--- WRITTEN EXERCISE ---
Write out every single entry exactly.

[Data entries]
----

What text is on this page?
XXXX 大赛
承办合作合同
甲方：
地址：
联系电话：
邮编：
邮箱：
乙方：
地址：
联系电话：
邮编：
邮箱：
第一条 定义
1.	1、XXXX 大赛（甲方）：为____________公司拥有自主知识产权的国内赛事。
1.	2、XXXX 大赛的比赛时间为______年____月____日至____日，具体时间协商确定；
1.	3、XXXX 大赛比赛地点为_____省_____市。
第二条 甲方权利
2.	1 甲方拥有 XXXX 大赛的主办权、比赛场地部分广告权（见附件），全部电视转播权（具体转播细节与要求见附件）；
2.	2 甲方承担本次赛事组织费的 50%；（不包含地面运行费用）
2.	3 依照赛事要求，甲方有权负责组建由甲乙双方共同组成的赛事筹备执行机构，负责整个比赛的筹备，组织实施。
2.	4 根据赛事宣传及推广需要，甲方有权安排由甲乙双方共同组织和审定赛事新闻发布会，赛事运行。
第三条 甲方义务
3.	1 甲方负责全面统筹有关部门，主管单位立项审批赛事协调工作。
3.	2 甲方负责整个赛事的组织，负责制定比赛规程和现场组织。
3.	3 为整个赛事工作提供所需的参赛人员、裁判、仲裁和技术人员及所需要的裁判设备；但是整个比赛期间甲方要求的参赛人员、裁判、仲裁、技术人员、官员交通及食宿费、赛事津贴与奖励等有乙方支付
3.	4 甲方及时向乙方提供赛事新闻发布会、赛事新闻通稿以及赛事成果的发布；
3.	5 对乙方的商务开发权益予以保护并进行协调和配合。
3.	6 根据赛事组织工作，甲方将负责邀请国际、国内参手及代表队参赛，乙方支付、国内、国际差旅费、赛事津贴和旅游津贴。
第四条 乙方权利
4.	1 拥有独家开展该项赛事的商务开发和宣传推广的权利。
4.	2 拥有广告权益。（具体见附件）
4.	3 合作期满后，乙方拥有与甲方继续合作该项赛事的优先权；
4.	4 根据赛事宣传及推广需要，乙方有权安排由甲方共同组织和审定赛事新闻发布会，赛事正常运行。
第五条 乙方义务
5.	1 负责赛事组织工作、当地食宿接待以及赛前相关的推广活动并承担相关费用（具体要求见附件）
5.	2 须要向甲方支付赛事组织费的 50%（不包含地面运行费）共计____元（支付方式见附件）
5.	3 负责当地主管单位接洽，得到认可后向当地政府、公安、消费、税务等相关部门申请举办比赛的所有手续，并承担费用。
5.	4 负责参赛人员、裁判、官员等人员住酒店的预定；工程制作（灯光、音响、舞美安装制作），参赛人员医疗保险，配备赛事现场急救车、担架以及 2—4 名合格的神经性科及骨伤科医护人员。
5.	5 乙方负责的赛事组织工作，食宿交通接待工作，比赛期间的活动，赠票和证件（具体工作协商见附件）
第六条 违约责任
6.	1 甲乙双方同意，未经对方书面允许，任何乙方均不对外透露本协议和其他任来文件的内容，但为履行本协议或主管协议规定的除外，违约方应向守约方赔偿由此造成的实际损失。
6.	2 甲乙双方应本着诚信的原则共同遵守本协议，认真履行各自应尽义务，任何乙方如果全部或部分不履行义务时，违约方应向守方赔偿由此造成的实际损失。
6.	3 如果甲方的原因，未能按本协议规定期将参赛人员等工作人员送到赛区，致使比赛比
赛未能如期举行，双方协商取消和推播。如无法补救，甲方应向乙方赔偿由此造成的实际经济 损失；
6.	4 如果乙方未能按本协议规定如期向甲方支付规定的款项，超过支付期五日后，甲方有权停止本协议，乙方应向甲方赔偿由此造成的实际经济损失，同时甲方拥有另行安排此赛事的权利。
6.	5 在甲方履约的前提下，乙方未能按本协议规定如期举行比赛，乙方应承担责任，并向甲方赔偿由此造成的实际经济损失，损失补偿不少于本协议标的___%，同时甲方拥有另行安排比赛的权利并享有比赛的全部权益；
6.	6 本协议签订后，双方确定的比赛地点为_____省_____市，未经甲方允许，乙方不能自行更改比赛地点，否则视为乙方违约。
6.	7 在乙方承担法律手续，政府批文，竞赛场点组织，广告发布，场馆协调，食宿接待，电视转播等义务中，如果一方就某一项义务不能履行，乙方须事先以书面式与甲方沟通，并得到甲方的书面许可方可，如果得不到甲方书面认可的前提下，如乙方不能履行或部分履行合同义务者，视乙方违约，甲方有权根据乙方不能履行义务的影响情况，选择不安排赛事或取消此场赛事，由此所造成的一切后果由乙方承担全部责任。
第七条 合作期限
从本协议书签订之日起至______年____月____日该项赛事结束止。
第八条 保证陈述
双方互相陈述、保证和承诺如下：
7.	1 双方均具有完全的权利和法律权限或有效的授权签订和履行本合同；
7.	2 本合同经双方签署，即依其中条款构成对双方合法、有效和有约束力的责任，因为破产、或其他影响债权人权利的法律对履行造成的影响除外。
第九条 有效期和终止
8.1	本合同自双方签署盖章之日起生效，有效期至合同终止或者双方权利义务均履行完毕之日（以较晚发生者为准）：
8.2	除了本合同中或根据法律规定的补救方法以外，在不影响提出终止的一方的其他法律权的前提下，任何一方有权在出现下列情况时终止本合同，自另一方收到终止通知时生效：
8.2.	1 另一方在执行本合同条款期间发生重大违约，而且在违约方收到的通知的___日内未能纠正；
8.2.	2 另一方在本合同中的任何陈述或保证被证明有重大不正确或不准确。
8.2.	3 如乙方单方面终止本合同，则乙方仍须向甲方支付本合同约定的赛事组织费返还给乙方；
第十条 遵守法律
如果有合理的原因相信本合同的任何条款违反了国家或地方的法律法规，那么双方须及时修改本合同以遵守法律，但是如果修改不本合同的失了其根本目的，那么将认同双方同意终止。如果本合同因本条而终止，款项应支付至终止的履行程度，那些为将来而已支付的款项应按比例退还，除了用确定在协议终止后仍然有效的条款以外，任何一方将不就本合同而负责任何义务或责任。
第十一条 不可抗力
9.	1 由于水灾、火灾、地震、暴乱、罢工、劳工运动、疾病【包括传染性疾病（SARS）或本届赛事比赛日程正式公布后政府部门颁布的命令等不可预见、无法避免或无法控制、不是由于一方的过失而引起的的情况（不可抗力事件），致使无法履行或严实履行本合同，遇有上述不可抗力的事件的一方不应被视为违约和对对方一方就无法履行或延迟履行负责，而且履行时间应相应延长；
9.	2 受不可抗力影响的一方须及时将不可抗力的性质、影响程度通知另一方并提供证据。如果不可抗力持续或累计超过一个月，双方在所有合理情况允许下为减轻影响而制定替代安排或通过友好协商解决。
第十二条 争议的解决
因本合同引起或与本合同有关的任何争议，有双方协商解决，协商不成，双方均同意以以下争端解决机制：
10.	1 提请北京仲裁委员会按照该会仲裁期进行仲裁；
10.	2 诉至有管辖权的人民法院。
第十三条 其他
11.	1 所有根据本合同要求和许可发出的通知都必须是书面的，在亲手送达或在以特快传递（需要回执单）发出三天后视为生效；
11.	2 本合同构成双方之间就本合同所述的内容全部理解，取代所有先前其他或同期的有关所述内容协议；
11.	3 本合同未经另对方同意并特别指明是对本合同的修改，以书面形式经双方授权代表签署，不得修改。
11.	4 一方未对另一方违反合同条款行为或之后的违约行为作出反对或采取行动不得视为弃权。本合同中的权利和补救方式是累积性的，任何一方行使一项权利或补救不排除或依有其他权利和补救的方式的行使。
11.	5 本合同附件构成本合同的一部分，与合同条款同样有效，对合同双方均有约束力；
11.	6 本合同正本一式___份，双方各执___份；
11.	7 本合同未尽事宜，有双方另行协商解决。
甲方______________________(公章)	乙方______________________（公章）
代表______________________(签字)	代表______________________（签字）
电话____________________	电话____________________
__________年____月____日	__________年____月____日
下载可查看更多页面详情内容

----

--- WRITTEN ANSWER ---
What text is on this page?
XXXX 大赛
承办合作合同
甲方：
地址：
联系电话：
邮编：
邮箱：
乙方：
地址：
联系电话：
邮编：
邮箱：
第一条 定义
1.	1、XXXX 大赛（甲方）：为____________公司拥有自主知识产权的国内赛事。
1.	2、XXXX 大赛的比赛时间为______年____月____日至____日，具体时间协商确定；
1.	3、XXXX 大赛比赛地点为_____省_____市。
第二条 甲方权利
2.	1 甲方拥有 XXXX 大赛的主办权、比赛场地部分广告权（见附件），全部电视转播权（具体转播细节与要求见附件）；
2.	2 甲方承担本次赛事组织费的 50%；（不包含地面运行费用）
2.	3 依照赛事要求，甲方有权负责组建由甲乙双方共同组成的赛事筹备执行机构，负责整个比赛的筹备，组织实施。
2.	4 根据赛事宣传及推广需要，甲方有权安排由甲乙双方共同组织和审定赛事新闻发布会，赛事运行。
第三条 甲方义务
3.	1 甲方负责全面统筹有关部门，主管单位立项审批赛事协调工作。
3.	2 甲方负责整个赛事的组织，负责制定比赛规程和现场组织。
3.	3 为整个赛事工作提供所需的参赛人员、裁判、仲裁和技术人员及所需要的裁判设备；但是整个比赛期间甲方要求的参赛人员、裁判、仲裁、技术人员、官员交通及食宿费、赛事津贴与奖励等有乙方支付
3.	4 甲方及时向乙方提供赛事新闻发布会、赛事新闻通稿以及赛事成果的发布；
3.	5 对乙方的商务开发权益予以保护并进行协调和配合。
3.	6 根据赛事组织工作，甲方将负责邀请国际、国内参手及代表队参赛，乙方支付、国内、国际差旅费、赛事津贴和旅游津贴。
第四条 乙方权利
4.	1 拥有独家开展该项赛事的商务开发和宣传推广的权利。
4.	2 拥有广告权益。（具体见附件）
4.	3 合作期满后，乙方拥有与甲方继续合作该项赛事的优先权；
4.	4 根据赛事宣传及推广需要，乙方有权安排由甲方共同组织和审定赛事新闻发布会，赛事正常运行。
第五条 乙方义务
5.	1 负责赛事组织工作、当地食宿接待以及赛前相关的推广活动并承担相关费用（具体要求见附件）
5.	2 须要向甲方支付赛事组织费的 50%（不包含地面运行费）共计____元（支付方式见附件）
5.	3 负责当地主管单位接洽，得到认可后向当地政府、公安、消费、税务等相关部门申请举办比赛的所有手续，并承担费用。
5.	4 负责参赛人员、裁判、官员等人员住酒店的预定；工程制作（灯光、音响、舞美安装制作），参赛人员医疗保险，配备赛事现场急救车、担架以及 2—4 名合格的神经性科及骨伤科医护人员。
5.	5 乙方负责的赛事组织工作，食宿交通接待工作，比赛期间的活动，赠票和证件（具体工作协商见附件）
第六条 违约责任
6.	1 甲乙双方同意，未经对方书面允许，任何乙方均不对外透露本协议和其他任来文件的内容，但为履行本协议或主管协议规定的除外，违约方应向守约方赔偿由此造成的实际损失。
6.	2 甲乙双方应本着诚信的原则共同遵守本协议，认真履行各自应尽义务，任何乙方如果全部或部分不履行义务时，违约方应向守方赔偿由此造成的实际损失。
6.	3 如果甲方的原因，未能按本协议规定期将参赛人员等工作人员送到赛区，致使比赛比
赛未能如期举行，双方协商取消和推播。如无法补救，甲方应向乙方赔偿由此造成的实际经济 损失；
6.	4 如果乙方未能按本协议规定如期向甲方支付规定的款项，超过支付期五日后，甲方有权停止本协议，乙方应向甲方赔偿由此造成的实际经济损失，同时甲方拥有另行安排此赛事的权利。
6.	5 在甲方履约的前提下，乙方未能按本协议规定如期举行比赛，乙方应承担责任，并向甲方赔偿由此造成的实际经济损失，损失补偿不少于本协议标的___%，同时甲方拥有另行安排比赛的权利并享有比赛的全部权益；
6.	6 本协议签订后，双方确定的比赛地点为_____省_____市，未经甲方允许，乙方不能自行更改比赛地点，否则视为乙方违约。
6.	7 在乙方承担法律手续，政府批文，竞赛场点组织，广告发布，场馆协调，食宿接待，电视转播等义务中，如果一方就某一项义务不能履行，乙方须事先以书面式与甲方沟通，并得到甲方的书面许可方可，如果得不到甲方书面认可的前提下，如乙方不能履行或部分履行合同义务者，视乙方违约，甲方有权根据乙方不能履行义务的影响情况，选择不安排赛事或取消此场赛事，由此所造成的一切后果由乙方承担全部责任。
第七条 合作期限
从本协议书签订之日起至______年____月____日该项赛事结束止。
第八条 保证陈述
双方互相陈述、保证和承诺如下：
7.	1 双方均具有完全的权利和法律权限或有效的授权签订和履行本合同；
7.	2 本合同经双方签署，即依其中条款构成对双方合法、有效和有约束力的责任，因为破产、或其他影响债权人权利的法律对履行造成的影响除外。
第九条 有效期和终止
8.1	本合同自双方签署盖章之日起生效，有效期至合同终止或者双方权利义务均履行完毕之日（以较晚发生者为准）：
8.2	除了本合同中或根据法律规定的补救方法以外，在不影响提出终止的一方的其他法律权的前提下，任何一方有权在出现下列情况时终止本合同，自另一方收到终止通知时生效：
8.2.	1 另一方在执行本合同条款期间发生重大违约，而且在违约方收到的通知的___日内未能纠正；
8.2.	2 另一方在本合同中的任何陈述或保证被证明有重大不正确或不准确。
8.2.	3 如乙方单方面终止本合同，则乙方仍须向甲方支付本合同约定的赛事组织费返还给乙方；
第十条 遵守法律
如果有合理的原因相信本合同的任何条款违反了国家或地方的法律法规，那么双方须及时修改本合同以遵守法律，但是如果修改不本合同的失了其根本目的，那么将认同双方同意终止。如果本合同因本条而终止，款项应支付至终止的履行程度，那些为将来而已支付的款项应按比例退还，除了用确定在协议终止后仍然有效的条款以外，任何一方将不就本合同而负责任何义务或责任。
第十一条 不可抗力
9.	1 由于水灾、火灾、地震、暴乱、罢工、劳工运动、疾病【包括传染性疾病（SARS）或本届赛事比赛日程正式公布后政府部门颁布的命令等不可预见、无法避免或无法控制、不是由于一方的过失而引起的的情况（不可抗力事件），致使无法履行或严实履行本合同，遇有上述不可抗力的事件的一方不应被视为违约和对对方一方就无法履行或延迟履行负责，而且履行时间应相应延长；
9.	2 受不可抗力影响的一方须及时将不可抗力的性质、影响程度通知另一方并提供证据。如果不可抗力持续或累计超过一个月，双方在所有合理情况允许下为减轻影响而制定替代安排或通过友好协商解决。
第十二条 争议的解决
因本合同引起或与本合同有关的任何争议，有双方协商解决，协商不成，双方均同意以以下争端解决机制：
10.	1 提请北京仲裁委员会按照该会仲裁期进行仲裁；
10.	2 诉至有管辖权的人民法院。
第十三条 其他
11.	1 所有根据本合同要求和许可发出的通知都必须是书面的，在亲手送达或在以特快传递（需要回执单）发出三天后视为生效；
11.	2 本合同构成双方之间就本合同所述的内容全部理解，取代所有先前其他或同期的有关所述内容协议；
11.	3 本合同未经另对方同意并特别指明是对本合同的修改，以书面形式经双方授权代表签署，不得修改。
11.	4 一方未对另一方违反合同条款行为或之后的违约行为作出反对或采取行动不得视为弃权。本合同中的权利和补救方式是累积性的，任何一方行使一项权利或补救不排除或依有其他权利和补救的方式的行使。
11.	5 本合同附件构成本合同的一部分，与合同条款同样有效，对合同双方均有约束力；
11.	6 本合同正本一式___份，双方各执___份；
11.	7 本合同未尽事宜，有双方另行协商解决。
甲方______________________(公章)	乙方______________________（公章）
代表______________________(签字)	代表______________________（签字）
电话____________________	电话____________________
__________年____月____日	__________年____月____日
下载可查看更多页面详情内容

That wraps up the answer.